> **Information supplied**:
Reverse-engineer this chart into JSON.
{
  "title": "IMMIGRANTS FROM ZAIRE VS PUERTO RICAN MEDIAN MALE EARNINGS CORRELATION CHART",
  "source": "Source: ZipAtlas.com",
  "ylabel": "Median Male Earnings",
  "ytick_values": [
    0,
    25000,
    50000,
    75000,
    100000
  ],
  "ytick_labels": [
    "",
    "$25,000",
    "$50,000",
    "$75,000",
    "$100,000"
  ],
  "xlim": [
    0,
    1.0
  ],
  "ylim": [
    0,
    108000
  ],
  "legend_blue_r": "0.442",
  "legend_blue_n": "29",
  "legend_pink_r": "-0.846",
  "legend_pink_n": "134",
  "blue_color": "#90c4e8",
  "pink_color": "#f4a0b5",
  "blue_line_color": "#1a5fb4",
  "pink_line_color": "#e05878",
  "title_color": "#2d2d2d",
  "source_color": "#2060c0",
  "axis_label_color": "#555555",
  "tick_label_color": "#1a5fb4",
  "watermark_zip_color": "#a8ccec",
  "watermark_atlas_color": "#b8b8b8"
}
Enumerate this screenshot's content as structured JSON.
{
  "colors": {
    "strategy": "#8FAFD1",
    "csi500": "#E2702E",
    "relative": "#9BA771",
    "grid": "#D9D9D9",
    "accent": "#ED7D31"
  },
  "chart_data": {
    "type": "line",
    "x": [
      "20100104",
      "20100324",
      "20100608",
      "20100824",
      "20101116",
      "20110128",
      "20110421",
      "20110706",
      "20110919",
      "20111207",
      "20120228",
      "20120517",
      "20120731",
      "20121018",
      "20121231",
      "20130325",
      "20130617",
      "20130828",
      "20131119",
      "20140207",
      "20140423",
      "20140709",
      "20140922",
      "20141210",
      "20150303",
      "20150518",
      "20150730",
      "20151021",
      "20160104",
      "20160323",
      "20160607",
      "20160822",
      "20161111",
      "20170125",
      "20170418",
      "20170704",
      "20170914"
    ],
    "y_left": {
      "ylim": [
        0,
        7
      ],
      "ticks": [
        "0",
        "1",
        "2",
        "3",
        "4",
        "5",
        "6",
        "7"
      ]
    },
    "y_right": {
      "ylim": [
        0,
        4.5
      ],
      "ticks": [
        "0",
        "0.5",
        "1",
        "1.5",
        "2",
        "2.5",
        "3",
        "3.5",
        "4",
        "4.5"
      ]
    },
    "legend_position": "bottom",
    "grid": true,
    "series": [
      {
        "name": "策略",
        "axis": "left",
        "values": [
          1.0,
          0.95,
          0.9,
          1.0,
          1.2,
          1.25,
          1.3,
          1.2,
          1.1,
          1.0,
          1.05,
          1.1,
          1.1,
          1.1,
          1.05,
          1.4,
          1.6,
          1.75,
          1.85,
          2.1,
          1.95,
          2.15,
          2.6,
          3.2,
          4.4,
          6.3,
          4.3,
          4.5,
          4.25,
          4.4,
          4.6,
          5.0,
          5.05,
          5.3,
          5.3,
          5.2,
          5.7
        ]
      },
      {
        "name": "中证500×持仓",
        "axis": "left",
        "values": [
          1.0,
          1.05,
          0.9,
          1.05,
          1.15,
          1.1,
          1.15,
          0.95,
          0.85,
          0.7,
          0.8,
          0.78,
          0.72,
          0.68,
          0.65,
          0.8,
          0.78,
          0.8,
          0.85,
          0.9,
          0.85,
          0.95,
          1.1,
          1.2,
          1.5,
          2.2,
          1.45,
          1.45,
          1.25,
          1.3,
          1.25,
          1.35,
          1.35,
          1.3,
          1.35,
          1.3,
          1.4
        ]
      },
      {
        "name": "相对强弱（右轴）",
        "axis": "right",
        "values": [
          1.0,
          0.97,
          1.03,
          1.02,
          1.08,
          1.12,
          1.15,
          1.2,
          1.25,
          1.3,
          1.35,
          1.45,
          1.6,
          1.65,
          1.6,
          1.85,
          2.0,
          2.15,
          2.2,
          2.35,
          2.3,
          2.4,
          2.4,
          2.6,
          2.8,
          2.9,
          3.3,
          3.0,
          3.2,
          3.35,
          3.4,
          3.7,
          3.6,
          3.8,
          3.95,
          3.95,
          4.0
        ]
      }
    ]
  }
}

> **Task description**:
Output each entry precisely as given.

> **Exercise result**:
Reverse-engineer this chart into JSON.
{
  "title": "IMMIGRANTS FROM ZAIRE VS PUERTO RICAN MEDIAN MALE EARNINGS CORRELATION CHART",
  "source": "Source: ZipAtlas.com",
  "ylabel": "Median Male Earnings",
  "ytick_values": [
    0,
    25000,
    50000,
    75000,
    100000
  ],
  "ytick_labels": [
    "",
    "$25,000",
    "$50,000",
    "$75,000",
    "$100,000"
  ],
  "xlim": [
    0,
    1.0
  ],
  "ylim": [
    0,
    108000
  ],
  "legend_blue_r": "0.442",
  "legend_blue_n": "29",
  "legend_pink_r": "-0.846",
  "legend_pink_n": "134",
  "blue_color": "#90c4e8",
  "pink_color": "#f4a0b5",
  "blue_line_color": "#1a5fb4",
  "pink_line_color": "#e05878",
  "title_color": "#2d2d2d",
  "source_color": "#2060c0",
  "axis_label_color": "#555555",
  "tick_label_color": "#1a5fb4",
  "watermark_zip_color": "#a8ccec",
  "watermark_atlas_color": "#b8b8b8"
}
Enumerate this screenshot's content as structured JSON.
{
  "colors": {
    "strategy": "#8FAFD1",
    "csi500": "#E2702E",
    "relative": "#9BA771",
    "grid": "#D9D9D9",
    "accent": "#ED7D31"
  },
  "chart_data": {
    "type": "line",
    "x": [
      "20100104",
      "20100324",
      "20100608",
      "20100824",
      "20101116",
      "20110128",
      "20110421",
      "20110706",
      "20110919",
      "20111207",
      "20120228",
      "20120517",
      "20120731",
      "20121018",
      "20121231",
      "20130325",
      "20130617",
      "20130828",
      "20131119",
      "20140207",
      "20140423",
      "20140709",
      "20140922",
      "20141210",
      "20150303",
      "20150518",
      "20150730",
      "20151021",
      "20160104",
      "20160323",
      "20160607",
      "20160822",
      "20161111",
      "20170125",
      "20170418",
      "20170704",
      "20170914"
    ],
    "y_left": {
      "ylim": [
        0,
        7
      ],
      "ticks": [
        "0",
        "1",
        "2",
        "3",
        "4",
        "5",
        "6",
        "7"
      ]
    },
    "y_right": {
      "ylim": [
        0,
        4.5
      ],
      "ticks": [
        "0",
        "0.5",
        "1",
        "1.5",
        "2",
        "2.5",
        "3",
        "3.5",
        "4",
        "4.5"
      ]
    },
    "legend_position": "bottom",
    "grid": true,
    "series": [
      {
        "name": "策略",
        "axis": "left",
        "values": [
          1.0,
          0.95,
          0.9,
          1.0,
          1.2,
          1.25,
          1.3,
          1.2,
          1.1,
          1.0,
          1.05,
          1.1,
          1.1,
          1.1,
          1.05,
          1.4,
          1.6,
          1.75,
          1.85,
          2.1,
          1.95,
          2.15,
          2.6,
          3.2,
          4.4,
          6.3,
          4.3,
          4.5,
          4.25,
          4.4,
          4.6,
          5.0,
          5.05,
          5.3,
          5.3,
          5.2,
          5.7
        ]
      },
      {
        "name": "中证500×持仓",
        "axis": "left",
        "values": [
          1.0,
          1.05,
          0.9,
          1.05,
          1.15,
          1.1,
          1.15,
          0.95,
          0.85,
          0.7,
          0.8,
          0.78,
          0.72,
          0.68,
          0.65,
          0.8,
          0.78,
          0.8,
          0.85,
          0.9,
          0.85,
          0.95,
          1.1,
          1.2,
          1.5,
          2.2,
          1.45,
          1.45,
          1.25,
          1.3,
          1.25,
          1.35,
          1.35,
          1.3,
          1.35,
          1.3,
          1.4
        ]
      },
      {
        "name": "相对强弱（右轴）",
        "axis": "right",
        "values": [
          1.0,
          0.97,
          1.03,
          1.02,
          1.08,
          1.12,
          1.15,
          1.2,
          1.25,
          1.3,
          1.35,
          1.45,
          1.6,
          1.65,
          1.6,
          1.85,
          2.0,
          2.15,
          2.2,
          2.35,
          2.3,
          2.4,
          2.4,
          2.6,
          2.8,
          2.9,
          3.3,
          3.0,
          3.2,
          3.35,
          3.4,
          3.7,
          3.6,
          3.8,
          3.95,
          3.95,
          4.0
        ]
      }
    ]
  }
}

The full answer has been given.